■ REQUIRED TASK:
Edit the records starting at the first line and ending at the line that contains "condition-item: 5. ಧಾರ್ಮಿಕ": replace "table-label" with "table-header" and give those lines again with everything else unchanged.

[Layout dataset entries]
* Begin *

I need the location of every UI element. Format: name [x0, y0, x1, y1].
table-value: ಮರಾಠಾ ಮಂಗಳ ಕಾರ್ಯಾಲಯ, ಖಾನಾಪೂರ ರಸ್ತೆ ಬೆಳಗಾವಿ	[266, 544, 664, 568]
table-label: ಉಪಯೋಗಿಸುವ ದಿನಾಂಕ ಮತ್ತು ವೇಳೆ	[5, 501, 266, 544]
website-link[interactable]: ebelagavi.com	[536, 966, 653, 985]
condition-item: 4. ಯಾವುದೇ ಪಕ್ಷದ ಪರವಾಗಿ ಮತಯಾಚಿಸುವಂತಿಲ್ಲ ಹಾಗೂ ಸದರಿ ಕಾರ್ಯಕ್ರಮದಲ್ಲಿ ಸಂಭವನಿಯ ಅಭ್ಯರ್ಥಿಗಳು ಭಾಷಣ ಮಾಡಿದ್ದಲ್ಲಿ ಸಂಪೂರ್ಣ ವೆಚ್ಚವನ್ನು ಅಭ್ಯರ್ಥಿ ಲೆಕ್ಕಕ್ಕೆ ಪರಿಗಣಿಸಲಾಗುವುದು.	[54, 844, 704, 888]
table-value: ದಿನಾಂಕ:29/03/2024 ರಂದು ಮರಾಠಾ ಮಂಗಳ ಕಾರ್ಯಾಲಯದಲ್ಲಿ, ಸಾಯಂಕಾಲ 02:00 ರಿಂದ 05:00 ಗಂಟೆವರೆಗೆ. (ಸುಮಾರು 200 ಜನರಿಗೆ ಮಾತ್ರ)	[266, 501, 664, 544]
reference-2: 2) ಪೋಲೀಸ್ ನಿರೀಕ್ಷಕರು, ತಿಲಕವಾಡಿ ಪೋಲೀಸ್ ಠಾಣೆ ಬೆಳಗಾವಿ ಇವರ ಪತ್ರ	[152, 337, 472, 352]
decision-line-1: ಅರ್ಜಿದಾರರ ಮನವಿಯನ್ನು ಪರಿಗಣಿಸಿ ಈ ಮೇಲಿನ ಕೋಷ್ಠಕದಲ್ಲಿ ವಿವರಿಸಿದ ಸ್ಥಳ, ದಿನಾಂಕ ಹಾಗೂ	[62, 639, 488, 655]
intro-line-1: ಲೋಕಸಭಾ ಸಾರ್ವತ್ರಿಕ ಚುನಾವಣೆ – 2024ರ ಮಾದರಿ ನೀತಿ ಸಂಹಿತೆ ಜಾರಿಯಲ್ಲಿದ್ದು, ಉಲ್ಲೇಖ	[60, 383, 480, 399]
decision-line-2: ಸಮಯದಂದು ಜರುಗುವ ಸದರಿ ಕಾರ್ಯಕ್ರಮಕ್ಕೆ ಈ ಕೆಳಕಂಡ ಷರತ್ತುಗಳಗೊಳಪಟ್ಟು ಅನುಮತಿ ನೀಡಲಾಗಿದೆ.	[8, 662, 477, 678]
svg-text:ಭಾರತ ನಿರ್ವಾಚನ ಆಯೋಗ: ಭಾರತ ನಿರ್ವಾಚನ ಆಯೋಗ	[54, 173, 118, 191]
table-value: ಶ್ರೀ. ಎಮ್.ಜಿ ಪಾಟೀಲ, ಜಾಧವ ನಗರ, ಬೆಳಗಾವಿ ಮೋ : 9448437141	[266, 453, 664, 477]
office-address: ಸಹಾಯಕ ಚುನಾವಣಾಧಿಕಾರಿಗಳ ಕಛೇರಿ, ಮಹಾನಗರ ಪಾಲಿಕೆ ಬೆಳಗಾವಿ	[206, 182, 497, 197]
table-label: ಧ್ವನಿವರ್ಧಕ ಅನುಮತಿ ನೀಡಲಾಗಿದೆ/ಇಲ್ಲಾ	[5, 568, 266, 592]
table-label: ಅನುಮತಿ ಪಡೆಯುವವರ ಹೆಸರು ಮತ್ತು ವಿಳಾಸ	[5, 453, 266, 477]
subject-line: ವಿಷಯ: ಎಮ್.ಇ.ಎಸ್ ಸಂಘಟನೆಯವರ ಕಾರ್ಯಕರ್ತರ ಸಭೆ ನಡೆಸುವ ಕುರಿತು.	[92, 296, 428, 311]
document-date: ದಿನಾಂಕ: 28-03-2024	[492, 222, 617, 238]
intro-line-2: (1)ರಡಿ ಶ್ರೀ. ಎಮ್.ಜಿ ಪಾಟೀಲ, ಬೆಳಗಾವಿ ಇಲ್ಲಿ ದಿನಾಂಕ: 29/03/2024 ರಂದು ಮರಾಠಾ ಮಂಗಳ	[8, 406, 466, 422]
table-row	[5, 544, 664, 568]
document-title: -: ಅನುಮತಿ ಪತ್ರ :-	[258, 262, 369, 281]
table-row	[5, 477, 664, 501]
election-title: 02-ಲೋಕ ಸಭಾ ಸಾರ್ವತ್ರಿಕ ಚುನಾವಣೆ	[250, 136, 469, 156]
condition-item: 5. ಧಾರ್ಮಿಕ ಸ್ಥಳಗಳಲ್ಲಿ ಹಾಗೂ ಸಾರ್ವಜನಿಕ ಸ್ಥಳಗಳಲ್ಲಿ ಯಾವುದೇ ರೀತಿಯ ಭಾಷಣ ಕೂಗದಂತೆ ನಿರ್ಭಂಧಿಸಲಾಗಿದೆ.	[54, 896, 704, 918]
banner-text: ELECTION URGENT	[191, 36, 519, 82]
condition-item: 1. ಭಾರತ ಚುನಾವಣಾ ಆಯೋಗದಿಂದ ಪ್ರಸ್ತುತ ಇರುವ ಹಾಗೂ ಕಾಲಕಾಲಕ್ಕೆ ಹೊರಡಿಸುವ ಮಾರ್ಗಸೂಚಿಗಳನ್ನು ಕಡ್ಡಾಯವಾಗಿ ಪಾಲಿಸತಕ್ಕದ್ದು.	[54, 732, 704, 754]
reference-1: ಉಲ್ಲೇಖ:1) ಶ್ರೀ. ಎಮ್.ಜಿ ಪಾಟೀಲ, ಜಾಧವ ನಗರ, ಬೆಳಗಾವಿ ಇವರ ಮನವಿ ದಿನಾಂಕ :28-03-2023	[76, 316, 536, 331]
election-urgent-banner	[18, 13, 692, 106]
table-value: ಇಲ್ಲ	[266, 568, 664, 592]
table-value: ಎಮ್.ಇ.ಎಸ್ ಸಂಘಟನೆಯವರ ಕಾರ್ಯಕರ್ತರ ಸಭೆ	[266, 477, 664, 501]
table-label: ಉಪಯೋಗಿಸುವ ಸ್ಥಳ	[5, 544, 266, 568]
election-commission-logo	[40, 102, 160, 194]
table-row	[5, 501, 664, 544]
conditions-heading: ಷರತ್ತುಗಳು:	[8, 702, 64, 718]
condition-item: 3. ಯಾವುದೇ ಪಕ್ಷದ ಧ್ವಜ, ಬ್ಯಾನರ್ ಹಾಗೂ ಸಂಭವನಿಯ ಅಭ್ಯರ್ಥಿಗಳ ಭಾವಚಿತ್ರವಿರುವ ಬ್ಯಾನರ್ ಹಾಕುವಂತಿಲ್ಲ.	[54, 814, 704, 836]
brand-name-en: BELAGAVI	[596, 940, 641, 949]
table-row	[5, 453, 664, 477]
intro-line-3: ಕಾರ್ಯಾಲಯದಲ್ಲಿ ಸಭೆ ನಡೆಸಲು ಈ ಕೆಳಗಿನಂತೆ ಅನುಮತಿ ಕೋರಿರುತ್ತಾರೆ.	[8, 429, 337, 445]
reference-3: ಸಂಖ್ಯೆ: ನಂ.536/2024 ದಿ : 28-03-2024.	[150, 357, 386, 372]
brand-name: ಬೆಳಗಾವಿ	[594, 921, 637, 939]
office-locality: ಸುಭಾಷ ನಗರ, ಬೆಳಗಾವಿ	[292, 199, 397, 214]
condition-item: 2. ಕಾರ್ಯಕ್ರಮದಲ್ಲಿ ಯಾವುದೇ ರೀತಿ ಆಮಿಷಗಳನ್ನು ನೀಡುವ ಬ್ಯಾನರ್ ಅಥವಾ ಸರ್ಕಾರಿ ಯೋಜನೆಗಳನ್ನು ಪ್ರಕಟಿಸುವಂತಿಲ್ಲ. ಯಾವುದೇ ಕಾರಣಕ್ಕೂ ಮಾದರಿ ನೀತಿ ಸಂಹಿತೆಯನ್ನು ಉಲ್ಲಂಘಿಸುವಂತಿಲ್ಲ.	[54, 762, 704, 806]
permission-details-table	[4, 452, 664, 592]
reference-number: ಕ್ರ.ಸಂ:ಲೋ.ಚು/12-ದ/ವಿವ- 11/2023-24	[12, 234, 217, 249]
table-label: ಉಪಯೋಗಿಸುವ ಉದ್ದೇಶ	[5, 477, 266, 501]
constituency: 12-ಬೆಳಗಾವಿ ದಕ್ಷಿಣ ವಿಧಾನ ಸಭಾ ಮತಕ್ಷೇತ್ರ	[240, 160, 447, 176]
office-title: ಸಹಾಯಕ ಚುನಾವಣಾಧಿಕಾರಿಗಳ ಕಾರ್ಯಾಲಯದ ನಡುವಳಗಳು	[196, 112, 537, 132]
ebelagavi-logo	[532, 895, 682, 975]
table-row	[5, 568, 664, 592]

* End *

■ RESPONSE TO THIS TASK:
I need the location of every UI element. Format: name [x0, y0, x1, y1].
table-value: ಮರಾಠಾ ಮಂಗಳ ಕಾರ್ಯಾಲಯ, ಖಾನಾಪೂರ ರಸ್ತೆ ಬೆಳಗಾವಿ	[266, 544, 664, 568]
table-header: ಉಪಯೋಗಿಸುವ ದಿನಾಂಕ ಮತ್ತು ವೇಳೆ	[5, 501, 266, 544]
website-link[interactable]: ebelagavi.com	[536, 966, 653, 985]
condition-item: 4. ಯಾವುದೇ ಪಕ್ಷದ ಪರವಾಗಿ ಮತಯಾಚಿಸುವಂತಿಲ್ಲ ಹಾಗೂ ಸದರಿ ಕಾರ್ಯಕ್ರಮದಲ್ಲಿ ಸಂಭವನಿಯ ಅಭ್ಯರ್ಥಿಗಳು ಭಾಷಣ ಮಾಡಿದ್ದಲ್ಲಿ ಸಂಪೂರ್ಣ ವೆಚ್ಚವನ್ನು ಅಭ್ಯರ್ಥಿ ಲೆಕ್ಕಕ್ಕೆ ಪರಿಗಣಿಸಲಾಗುವುದು.	[54, 844, 704, 888]
table-value: ದಿನಾಂಕ:29/03/2024 ರಂದು ಮರಾಠಾ ಮಂಗಳ ಕಾರ್ಯಾಲಯದಲ್ಲಿ, ಸಾಯಂಕಾಲ 02:00 ರಿಂದ 05:00 ಗಂಟೆವರೆಗೆ. (ಸುಮಾರು 200 ಜನರಿಗೆ ಮಾತ್ರ)	[266, 501, 664, 544]
reference-2: 2) ಪೋಲೀಸ್ ನಿರೀಕ್ಷಕರು, ತಿಲಕವಾಡಿ ಪೋಲೀಸ್ ಠಾಣೆ ಬೆಳಗಾವಿ ಇವರ ಪತ್ರ	[152, 337, 472, 352]
decision-line-1: ಅರ್ಜಿದಾರರ ಮನವಿಯನ್ನು ಪರಿಗಣಿಸಿ ಈ ಮೇಲಿನ ಕೋಷ್ಠಕದಲ್ಲಿ ವಿವರಿಸಿದ ಸ್ಥಳ, ದಿನಾಂಕ ಹಾಗೂ	[62, 639, 488, 655]
intro-line-1: ಲೋಕಸಭಾ ಸಾರ್ವತ್ರಿಕ ಚುನಾವಣೆ – 2024ರ ಮಾದರಿ ನೀತಿ ಸಂಹಿತೆ ಜಾರಿಯಲ್ಲಿದ್ದು, ಉಲ್ಲೇಖ	[60, 383, 480, 399]
decision-line-2: ಸಮಯದಂದು ಜರುಗುವ ಸದರಿ ಕಾರ್ಯಕ್ರಮಕ್ಕೆ ಈ ಕೆಳಕಂಡ ಷರತ್ತುಗಳಗೊಳಪಟ್ಟು ಅನುಮತಿ ನೀಡಲಾಗಿದೆ.	[8, 662, 477, 678]
svg-text:ಭಾರತ ನಿರ್ವಾಚನ ಆಯೋಗ: ಭಾರತ ನಿರ್ವಾಚನ ಆಯೋಗ	[54, 173, 118, 191]
table-value: ಶ್ರೀ. ಎಮ್.ಜಿ ಪಾಟೀಲ, ಜಾಧವ ನಗರ, ಬೆಳಗಾವಿ ಮೋ : 9448437141	[266, 453, 664, 477]
office-address: ಸಹಾಯಕ ಚುನಾವಣಾಧಿಕಾರಿಗಳ ಕಛೇರಿ, ಮಹಾನಗರ ಪಾಲಿಕೆ ಬೆಳಗಾವಿ	[206, 182, 497, 197]
table-header: ಧ್ವನಿವರ್ಧಕ ಅನುಮತಿ ನೀಡಲಾಗಿದೆ/ಇಲ್ಲಾ	[5, 568, 266, 592]
table-header: ಅನುಮತಿ ಪಡೆಯುವವರ ಹೆಸರು ಮತ್ತು ವಿಳಾಸ	[5, 453, 266, 477]
subject-line: ವಿಷಯ: ಎಮ್.ಇ.ಎಸ್ ಸಂಘಟನೆಯವರ ಕಾರ್ಯಕರ್ತರ ಸಭೆ ನಡೆಸುವ ಕುರಿತು.	[92, 296, 428, 311]
document-date: ದಿನಾಂಕ: 28-03-2024	[492, 222, 617, 238]
intro-line-2: (1)ರಡಿ ಶ್ರೀ. ಎಮ್.ಜಿ ಪಾಟೀಲ, ಬೆಳಗಾವಿ ಇಲ್ಲಿ ದಿನಾಂಕ: 29/03/2024 ರಂದು ಮರಾಠಾ ಮಂಗಳ	[8, 406, 466, 422]
table-row	[5, 544, 664, 568]
document-title: -: ಅನುಮತಿ ಪತ್ರ :-	[258, 262, 369, 281]
table-row	[5, 477, 664, 501]
election-title: 02-ಲೋಕ ಸಭಾ ಸಾರ್ವತ್ರಿಕ ಚುನಾವಣೆ	[250, 136, 469, 156]
condition-item: 5. ಧಾರ್ಮಿಕ ಸ್ಥಳಗಳಲ್ಲಿ ಹಾಗೂ ಸಾರ್ವಜನಿಕ ಸ್ಥಳಗಳಲ್ಲಿ ಯಾವುದೇ ರೀತಿಯ ಭಾಷಣ ಕೂಗದಂತೆ ನಿರ್ಭಂಧಿಸಲಾಗಿದೆ.	[54, 896, 704, 918]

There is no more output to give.